* _Written request_
Scan the entries below. List each line with "JSON".

Entries taken from a collection:
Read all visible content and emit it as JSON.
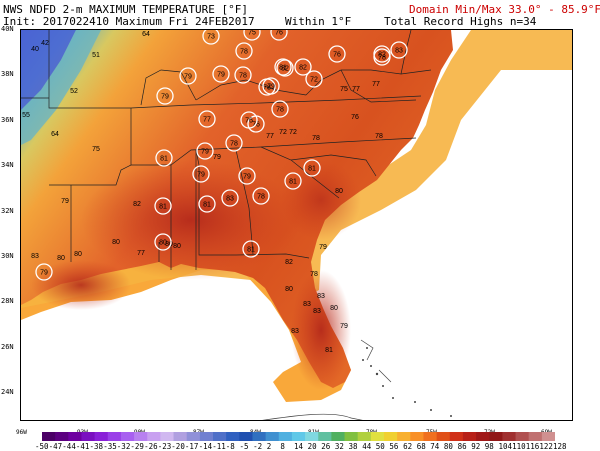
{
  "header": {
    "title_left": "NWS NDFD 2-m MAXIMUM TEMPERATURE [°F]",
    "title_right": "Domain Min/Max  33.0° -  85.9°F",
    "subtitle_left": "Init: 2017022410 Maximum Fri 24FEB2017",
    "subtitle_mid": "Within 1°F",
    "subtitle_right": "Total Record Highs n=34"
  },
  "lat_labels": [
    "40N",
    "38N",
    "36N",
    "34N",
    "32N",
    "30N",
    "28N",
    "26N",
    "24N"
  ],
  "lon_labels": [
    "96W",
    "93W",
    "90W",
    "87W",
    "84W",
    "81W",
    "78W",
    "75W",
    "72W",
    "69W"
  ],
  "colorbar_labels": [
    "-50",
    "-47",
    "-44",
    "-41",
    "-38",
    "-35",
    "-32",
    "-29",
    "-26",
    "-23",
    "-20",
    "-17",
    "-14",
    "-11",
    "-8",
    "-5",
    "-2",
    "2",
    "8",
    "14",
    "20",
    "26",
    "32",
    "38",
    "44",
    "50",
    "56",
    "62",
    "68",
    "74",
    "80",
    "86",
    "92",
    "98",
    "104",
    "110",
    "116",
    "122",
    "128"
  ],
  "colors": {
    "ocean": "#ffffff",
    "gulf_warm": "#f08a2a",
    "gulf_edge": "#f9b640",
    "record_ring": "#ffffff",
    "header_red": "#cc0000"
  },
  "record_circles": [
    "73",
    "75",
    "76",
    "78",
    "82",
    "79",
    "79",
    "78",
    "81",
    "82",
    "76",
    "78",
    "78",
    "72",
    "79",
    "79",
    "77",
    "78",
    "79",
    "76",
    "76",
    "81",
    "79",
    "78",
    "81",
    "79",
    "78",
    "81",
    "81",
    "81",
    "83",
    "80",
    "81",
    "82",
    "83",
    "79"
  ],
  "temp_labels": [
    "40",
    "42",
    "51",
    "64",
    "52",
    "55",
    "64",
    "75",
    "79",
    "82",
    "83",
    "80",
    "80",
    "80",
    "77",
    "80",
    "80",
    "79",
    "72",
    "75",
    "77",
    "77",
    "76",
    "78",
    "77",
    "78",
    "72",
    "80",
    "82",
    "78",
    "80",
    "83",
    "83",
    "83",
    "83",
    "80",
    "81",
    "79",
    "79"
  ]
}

--

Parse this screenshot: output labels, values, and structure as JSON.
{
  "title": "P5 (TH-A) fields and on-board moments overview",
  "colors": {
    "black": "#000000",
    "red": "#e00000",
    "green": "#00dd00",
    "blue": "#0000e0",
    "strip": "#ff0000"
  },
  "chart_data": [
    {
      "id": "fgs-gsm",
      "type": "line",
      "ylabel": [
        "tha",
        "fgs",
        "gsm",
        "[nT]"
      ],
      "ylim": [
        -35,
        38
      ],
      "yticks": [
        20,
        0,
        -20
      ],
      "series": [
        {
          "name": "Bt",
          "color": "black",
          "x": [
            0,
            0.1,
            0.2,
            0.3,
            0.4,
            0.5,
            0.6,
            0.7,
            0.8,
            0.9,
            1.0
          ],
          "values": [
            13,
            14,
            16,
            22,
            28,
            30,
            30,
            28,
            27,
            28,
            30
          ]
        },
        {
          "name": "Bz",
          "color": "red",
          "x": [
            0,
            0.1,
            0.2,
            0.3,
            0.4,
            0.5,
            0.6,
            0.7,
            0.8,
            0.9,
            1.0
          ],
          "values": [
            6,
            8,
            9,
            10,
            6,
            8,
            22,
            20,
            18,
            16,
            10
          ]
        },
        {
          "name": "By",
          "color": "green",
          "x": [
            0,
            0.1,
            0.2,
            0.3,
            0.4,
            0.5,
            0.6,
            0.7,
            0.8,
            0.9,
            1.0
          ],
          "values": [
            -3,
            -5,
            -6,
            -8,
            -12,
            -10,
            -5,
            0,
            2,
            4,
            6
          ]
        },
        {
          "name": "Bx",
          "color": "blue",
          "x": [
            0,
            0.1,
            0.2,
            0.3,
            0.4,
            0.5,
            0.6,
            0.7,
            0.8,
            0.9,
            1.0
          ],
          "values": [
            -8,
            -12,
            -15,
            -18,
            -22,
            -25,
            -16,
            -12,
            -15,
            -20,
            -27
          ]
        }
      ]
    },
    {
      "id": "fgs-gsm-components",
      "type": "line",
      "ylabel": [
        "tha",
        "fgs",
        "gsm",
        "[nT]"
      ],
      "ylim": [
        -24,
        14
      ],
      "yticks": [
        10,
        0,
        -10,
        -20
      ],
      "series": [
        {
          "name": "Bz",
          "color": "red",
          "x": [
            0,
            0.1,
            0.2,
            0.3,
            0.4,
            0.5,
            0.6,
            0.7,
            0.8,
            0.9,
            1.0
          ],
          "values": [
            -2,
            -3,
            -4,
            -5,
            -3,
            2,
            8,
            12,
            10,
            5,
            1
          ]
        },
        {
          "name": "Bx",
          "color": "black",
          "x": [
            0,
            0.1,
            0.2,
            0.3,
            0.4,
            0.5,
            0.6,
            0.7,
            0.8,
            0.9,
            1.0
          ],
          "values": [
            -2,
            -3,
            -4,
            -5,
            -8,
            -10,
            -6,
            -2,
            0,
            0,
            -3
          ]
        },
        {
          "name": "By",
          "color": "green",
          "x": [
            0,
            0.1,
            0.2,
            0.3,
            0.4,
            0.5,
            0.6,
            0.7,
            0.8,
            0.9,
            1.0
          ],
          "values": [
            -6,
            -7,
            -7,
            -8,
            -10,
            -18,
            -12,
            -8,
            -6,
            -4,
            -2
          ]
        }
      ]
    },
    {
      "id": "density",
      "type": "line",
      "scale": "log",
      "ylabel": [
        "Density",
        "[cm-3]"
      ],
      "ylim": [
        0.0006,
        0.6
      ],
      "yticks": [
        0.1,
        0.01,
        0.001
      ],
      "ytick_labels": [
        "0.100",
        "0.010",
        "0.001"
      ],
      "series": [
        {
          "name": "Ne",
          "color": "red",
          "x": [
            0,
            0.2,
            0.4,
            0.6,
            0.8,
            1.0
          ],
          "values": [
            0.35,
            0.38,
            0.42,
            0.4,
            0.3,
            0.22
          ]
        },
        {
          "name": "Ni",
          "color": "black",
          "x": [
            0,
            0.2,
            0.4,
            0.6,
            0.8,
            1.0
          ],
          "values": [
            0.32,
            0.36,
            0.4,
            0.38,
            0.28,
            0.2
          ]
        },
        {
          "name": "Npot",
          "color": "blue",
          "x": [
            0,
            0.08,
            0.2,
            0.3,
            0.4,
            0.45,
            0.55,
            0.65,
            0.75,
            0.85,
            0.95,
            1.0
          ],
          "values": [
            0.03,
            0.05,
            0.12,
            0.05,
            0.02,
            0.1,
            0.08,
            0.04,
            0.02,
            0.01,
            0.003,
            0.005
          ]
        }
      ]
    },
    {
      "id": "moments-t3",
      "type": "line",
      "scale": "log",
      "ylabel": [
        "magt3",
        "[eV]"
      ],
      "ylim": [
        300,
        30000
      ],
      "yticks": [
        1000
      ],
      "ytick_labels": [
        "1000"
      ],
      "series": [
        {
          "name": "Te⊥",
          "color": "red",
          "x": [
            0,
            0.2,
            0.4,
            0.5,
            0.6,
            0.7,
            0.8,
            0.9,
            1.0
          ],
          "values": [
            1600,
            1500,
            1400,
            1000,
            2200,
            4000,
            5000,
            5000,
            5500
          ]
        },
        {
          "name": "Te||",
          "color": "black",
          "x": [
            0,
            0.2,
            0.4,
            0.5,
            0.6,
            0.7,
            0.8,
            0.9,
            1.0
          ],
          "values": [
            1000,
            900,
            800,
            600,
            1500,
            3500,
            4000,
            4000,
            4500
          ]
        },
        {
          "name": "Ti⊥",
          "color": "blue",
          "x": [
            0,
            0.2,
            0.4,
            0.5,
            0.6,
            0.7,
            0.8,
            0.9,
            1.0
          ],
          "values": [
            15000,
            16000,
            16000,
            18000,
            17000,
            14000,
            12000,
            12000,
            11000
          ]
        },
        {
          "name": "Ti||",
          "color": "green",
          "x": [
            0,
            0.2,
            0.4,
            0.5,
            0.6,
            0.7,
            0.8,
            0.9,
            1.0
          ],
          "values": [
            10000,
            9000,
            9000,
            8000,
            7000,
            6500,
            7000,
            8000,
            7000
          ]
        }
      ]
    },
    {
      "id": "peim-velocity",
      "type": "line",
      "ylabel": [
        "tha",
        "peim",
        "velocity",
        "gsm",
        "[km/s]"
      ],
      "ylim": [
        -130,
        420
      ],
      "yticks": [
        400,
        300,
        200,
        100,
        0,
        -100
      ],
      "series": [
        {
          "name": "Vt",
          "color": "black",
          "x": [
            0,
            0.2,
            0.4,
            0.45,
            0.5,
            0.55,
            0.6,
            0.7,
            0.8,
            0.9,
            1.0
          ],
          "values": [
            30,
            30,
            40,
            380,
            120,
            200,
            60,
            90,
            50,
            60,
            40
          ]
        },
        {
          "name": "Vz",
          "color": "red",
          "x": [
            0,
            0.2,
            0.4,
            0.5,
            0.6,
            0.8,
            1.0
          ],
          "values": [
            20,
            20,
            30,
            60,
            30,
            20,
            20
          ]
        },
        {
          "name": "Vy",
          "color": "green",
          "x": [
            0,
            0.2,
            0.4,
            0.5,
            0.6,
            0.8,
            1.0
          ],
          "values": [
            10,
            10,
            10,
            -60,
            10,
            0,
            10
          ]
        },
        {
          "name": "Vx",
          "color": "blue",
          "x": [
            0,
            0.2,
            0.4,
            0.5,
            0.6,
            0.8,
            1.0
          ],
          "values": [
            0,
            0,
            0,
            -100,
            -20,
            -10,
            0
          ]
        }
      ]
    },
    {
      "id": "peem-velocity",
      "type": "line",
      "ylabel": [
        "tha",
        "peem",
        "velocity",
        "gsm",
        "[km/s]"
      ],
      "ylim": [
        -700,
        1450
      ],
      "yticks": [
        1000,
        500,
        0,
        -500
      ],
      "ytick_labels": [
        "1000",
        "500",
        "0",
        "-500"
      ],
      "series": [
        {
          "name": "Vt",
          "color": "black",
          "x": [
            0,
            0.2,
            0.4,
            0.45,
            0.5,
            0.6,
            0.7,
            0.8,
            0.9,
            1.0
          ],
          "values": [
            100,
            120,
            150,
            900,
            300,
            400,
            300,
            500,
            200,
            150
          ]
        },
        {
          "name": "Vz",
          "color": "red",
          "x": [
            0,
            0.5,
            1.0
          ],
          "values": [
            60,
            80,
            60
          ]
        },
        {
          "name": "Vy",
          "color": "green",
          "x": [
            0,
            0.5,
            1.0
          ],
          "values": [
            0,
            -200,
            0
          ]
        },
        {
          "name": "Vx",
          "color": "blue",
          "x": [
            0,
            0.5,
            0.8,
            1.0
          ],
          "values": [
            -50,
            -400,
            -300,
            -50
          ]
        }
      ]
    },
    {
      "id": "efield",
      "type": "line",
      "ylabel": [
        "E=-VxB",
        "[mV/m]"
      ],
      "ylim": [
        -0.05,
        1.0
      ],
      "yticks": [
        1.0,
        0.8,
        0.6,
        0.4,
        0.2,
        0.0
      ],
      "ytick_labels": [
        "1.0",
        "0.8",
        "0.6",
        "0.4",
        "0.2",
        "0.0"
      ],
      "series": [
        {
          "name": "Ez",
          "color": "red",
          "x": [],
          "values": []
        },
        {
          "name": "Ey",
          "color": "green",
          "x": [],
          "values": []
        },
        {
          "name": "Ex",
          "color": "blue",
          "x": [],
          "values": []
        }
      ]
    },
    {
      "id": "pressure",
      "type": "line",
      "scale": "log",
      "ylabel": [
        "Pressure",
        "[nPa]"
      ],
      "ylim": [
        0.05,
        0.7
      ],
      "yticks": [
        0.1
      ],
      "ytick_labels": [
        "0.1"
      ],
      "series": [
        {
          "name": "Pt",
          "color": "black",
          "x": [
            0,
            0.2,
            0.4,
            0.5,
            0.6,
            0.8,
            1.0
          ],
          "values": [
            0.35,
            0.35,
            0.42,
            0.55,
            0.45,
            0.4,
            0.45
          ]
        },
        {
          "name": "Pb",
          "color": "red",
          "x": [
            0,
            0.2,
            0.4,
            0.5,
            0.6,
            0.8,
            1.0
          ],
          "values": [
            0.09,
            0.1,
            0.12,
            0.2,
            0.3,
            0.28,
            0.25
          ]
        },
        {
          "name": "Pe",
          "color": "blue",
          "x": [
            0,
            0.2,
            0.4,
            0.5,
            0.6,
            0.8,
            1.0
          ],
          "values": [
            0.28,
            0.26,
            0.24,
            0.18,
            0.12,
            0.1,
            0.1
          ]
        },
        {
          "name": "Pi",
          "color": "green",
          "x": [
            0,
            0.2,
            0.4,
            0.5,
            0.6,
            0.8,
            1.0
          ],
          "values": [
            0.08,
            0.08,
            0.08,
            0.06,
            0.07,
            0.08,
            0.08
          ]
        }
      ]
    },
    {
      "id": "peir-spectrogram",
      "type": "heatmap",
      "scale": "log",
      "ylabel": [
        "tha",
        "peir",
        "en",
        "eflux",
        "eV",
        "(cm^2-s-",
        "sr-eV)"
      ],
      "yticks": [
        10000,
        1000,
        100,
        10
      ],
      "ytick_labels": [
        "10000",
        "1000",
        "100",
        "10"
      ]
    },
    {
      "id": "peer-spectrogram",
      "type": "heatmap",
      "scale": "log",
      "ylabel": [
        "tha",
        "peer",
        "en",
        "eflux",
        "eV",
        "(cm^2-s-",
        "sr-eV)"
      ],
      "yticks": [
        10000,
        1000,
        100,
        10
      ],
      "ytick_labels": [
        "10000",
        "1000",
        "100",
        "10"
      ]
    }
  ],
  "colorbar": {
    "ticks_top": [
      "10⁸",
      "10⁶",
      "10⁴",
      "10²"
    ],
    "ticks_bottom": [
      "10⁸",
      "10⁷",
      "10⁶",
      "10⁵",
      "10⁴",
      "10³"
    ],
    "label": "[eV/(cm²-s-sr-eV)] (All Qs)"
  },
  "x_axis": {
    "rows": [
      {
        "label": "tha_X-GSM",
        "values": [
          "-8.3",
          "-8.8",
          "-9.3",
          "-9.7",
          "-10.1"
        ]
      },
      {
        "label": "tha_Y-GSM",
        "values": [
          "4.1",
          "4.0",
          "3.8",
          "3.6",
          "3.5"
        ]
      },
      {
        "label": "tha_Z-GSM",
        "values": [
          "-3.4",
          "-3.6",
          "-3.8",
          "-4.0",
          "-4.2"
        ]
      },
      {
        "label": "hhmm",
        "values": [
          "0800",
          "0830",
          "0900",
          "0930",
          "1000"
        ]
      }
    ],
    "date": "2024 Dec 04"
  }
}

--

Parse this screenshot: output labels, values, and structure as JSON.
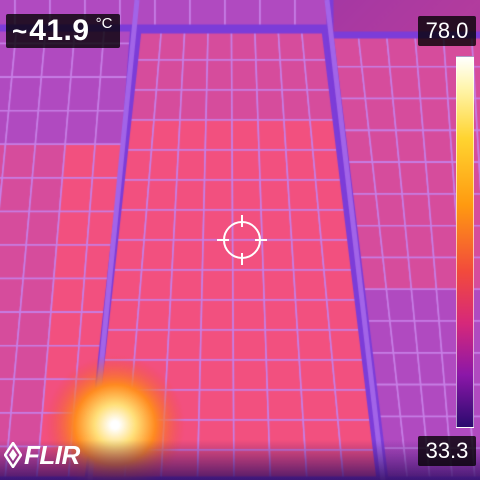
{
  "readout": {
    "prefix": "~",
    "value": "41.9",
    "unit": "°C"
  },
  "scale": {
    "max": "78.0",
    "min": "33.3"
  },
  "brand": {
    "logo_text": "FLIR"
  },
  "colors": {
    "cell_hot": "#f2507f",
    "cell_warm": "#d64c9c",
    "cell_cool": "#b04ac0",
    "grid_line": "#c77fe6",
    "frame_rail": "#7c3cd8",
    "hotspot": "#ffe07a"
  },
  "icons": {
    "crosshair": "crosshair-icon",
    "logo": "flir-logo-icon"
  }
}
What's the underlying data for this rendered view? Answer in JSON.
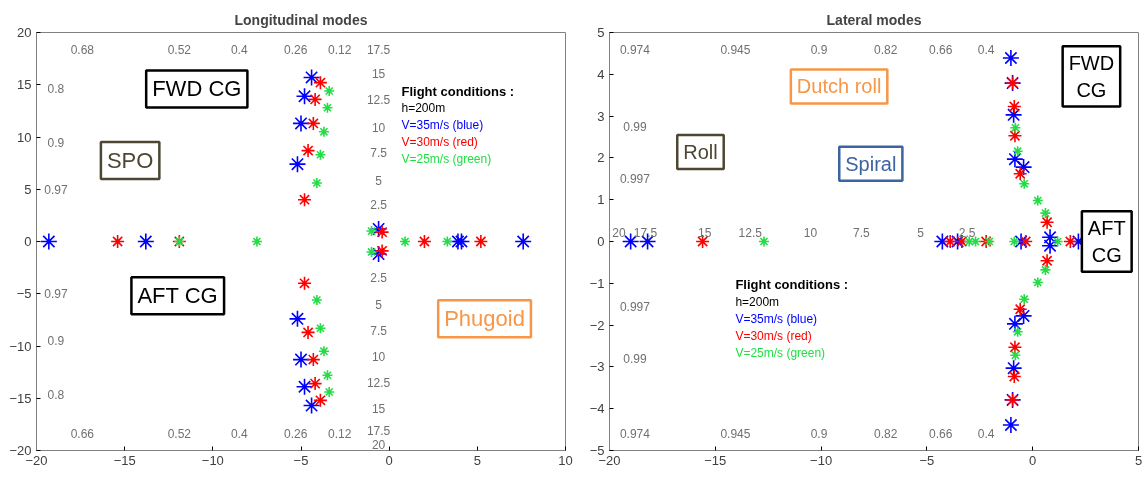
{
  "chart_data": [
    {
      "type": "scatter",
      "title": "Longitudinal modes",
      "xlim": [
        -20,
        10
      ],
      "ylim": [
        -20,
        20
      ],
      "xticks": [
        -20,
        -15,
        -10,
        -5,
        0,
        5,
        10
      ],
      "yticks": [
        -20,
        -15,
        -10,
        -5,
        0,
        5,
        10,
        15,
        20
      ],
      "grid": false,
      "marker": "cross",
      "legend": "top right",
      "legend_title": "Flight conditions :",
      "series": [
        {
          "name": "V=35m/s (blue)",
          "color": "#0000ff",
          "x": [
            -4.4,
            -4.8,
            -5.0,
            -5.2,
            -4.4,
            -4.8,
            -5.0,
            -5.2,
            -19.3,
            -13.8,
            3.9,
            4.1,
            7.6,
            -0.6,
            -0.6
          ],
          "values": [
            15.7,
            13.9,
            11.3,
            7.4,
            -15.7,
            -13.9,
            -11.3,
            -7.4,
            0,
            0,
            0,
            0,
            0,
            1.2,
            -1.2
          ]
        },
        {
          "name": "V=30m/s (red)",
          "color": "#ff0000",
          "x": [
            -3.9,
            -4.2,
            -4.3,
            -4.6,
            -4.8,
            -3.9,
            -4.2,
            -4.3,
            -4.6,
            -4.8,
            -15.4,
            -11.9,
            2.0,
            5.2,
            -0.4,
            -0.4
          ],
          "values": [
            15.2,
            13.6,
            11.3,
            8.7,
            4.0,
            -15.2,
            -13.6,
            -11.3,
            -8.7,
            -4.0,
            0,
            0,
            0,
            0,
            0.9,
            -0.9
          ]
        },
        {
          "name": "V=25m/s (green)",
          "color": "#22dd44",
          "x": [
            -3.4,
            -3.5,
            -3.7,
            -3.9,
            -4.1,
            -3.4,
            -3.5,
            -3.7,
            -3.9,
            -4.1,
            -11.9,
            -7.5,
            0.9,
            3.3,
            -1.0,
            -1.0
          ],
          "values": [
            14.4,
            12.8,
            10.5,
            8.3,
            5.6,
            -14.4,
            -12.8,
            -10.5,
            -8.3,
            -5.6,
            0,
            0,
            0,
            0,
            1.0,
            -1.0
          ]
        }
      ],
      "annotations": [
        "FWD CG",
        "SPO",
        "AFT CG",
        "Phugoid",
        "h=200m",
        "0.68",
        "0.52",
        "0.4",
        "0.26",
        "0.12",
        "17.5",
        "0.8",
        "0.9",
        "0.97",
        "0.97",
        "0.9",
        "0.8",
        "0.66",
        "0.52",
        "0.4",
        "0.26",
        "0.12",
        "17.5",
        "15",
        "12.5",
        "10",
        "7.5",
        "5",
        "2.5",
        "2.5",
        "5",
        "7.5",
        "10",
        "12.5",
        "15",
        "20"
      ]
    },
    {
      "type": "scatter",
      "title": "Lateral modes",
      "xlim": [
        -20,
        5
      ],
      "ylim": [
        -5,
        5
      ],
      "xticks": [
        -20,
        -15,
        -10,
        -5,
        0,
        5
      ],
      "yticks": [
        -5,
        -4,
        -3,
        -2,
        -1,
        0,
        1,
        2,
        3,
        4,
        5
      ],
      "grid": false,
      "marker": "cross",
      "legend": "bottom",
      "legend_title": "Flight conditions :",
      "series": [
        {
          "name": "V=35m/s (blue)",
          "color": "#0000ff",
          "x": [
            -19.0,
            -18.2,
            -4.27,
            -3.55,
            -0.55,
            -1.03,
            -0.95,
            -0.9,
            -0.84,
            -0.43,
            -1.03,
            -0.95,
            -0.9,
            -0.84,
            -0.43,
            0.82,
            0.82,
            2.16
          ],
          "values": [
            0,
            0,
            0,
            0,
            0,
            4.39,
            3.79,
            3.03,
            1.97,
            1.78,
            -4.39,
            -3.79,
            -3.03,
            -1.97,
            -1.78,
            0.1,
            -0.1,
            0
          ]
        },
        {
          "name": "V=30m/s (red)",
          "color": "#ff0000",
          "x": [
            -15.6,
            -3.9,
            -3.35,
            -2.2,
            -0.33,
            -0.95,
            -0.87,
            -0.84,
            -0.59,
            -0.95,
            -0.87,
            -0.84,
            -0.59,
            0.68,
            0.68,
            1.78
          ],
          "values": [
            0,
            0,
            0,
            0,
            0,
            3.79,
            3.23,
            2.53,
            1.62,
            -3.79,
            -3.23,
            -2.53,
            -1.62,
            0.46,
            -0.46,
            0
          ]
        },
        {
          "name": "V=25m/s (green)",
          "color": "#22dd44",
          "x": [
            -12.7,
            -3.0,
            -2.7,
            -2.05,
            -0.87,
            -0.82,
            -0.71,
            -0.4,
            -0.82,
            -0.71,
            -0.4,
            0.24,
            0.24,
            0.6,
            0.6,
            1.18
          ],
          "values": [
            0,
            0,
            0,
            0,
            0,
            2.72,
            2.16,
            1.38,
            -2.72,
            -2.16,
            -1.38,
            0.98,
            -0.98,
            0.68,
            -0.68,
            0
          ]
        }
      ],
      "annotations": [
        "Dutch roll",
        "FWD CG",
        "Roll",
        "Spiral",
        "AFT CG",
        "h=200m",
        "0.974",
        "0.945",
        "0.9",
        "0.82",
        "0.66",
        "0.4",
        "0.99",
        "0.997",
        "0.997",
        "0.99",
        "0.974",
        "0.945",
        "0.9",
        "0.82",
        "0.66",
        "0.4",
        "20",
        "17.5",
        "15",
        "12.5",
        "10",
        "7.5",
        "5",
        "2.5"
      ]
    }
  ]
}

* _Written solution_
Read all visible content and emit it as JSON.
Parse this screenshot: output labels, values, and structure as JSON.
Parse this screenshot: output labels, values, and structure as JSON.
What's the underlying data for this rendered view? Answer in JSON.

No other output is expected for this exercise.